▶ _TASK BRIEF_
Count the lines in the records below that contain the string "profile", treating uppercase and lowercase as different. Reply with the number only.

--- start DATA SHOWN ---

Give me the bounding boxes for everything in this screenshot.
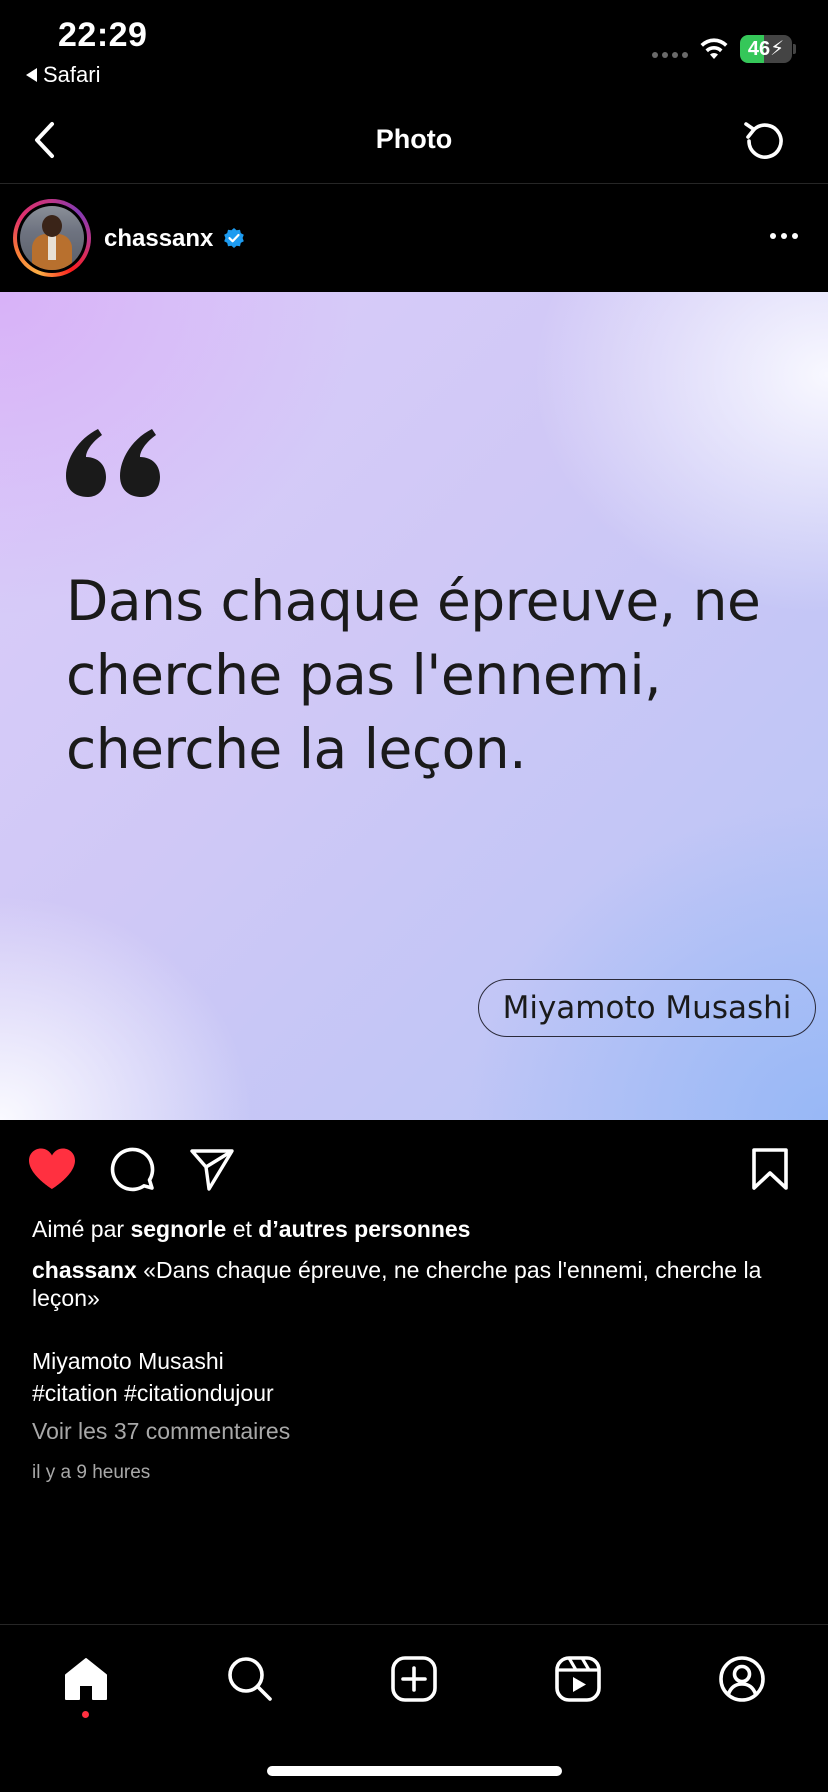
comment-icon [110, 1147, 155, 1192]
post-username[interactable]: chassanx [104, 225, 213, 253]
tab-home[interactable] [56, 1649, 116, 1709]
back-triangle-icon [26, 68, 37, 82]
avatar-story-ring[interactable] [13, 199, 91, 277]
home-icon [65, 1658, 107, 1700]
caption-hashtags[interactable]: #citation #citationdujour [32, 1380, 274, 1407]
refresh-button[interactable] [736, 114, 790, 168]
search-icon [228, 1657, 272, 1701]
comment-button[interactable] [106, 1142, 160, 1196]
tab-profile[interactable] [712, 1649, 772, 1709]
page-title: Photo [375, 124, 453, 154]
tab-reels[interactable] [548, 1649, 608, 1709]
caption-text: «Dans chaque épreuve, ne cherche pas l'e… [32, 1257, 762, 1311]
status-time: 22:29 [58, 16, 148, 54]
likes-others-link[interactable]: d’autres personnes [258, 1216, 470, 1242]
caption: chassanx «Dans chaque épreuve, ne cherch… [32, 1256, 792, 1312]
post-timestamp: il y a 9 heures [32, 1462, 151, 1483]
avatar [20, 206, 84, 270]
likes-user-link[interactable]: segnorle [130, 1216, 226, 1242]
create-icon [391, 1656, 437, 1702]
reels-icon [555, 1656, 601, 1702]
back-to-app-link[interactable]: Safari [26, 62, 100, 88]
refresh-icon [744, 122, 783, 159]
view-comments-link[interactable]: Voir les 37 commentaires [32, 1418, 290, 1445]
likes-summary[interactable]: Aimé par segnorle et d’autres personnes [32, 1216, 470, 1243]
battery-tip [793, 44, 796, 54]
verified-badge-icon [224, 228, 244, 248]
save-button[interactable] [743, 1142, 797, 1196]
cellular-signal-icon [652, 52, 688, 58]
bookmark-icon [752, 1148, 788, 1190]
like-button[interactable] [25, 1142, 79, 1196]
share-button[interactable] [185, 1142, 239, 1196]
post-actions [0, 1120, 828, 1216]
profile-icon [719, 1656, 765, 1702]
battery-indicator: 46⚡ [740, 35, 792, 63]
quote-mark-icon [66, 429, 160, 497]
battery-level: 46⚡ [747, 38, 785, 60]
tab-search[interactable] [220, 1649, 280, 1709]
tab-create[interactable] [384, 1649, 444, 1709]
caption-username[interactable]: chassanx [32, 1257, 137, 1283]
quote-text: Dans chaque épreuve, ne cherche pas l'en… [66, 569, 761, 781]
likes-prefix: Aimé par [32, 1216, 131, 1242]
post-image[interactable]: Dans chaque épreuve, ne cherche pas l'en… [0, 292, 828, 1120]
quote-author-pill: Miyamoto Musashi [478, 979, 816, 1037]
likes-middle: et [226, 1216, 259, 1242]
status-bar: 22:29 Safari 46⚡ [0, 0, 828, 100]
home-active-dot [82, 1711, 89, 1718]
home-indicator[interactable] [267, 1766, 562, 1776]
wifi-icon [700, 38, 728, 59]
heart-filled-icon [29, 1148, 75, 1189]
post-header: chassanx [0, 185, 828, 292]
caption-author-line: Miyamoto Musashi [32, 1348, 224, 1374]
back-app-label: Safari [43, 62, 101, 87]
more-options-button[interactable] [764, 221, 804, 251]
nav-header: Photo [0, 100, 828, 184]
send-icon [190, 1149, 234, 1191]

--- end DATA SHOWN ---

▶ _OUTPUT_
2